## Stated exercise
Select every line below containing the word "Filling".

─── The records

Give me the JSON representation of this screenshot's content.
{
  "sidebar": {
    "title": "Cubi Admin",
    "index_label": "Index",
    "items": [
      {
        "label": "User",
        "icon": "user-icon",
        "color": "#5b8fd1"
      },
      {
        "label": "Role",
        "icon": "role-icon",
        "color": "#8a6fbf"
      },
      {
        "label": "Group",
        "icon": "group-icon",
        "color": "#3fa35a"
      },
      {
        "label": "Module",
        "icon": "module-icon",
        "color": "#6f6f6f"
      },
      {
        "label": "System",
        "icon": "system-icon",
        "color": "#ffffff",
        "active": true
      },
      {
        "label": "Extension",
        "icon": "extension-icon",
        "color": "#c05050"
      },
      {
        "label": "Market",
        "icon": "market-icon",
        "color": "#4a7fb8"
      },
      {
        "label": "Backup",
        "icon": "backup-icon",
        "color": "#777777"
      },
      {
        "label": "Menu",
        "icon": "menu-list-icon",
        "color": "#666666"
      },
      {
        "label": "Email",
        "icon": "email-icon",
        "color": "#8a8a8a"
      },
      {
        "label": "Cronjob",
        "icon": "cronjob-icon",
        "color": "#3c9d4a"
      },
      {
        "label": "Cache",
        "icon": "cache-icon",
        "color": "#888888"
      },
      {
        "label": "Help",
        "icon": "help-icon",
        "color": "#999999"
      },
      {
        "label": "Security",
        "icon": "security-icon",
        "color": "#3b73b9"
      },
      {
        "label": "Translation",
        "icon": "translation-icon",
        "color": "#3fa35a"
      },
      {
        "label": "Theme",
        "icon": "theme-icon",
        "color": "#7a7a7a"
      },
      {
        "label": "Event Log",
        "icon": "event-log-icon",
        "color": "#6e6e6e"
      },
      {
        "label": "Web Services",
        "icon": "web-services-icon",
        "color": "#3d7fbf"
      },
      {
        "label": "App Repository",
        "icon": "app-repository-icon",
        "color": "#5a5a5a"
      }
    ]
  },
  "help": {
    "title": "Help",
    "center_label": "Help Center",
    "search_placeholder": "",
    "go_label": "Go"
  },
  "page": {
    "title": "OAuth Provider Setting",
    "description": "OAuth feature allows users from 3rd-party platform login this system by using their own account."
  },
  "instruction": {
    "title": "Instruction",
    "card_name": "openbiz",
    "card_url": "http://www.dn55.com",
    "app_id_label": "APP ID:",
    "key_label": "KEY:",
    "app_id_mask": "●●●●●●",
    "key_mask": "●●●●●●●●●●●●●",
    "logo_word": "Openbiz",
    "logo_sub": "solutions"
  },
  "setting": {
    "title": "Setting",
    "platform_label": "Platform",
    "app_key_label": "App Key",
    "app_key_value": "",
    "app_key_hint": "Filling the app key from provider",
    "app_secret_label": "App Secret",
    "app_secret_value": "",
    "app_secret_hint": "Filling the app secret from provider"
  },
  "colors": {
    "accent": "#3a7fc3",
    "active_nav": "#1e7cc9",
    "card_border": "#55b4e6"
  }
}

──────

## Solution for this problem
    "app_key_hint": "Filling the app key from provider",
    "app_secret_hint": "Filling the app secret from provider"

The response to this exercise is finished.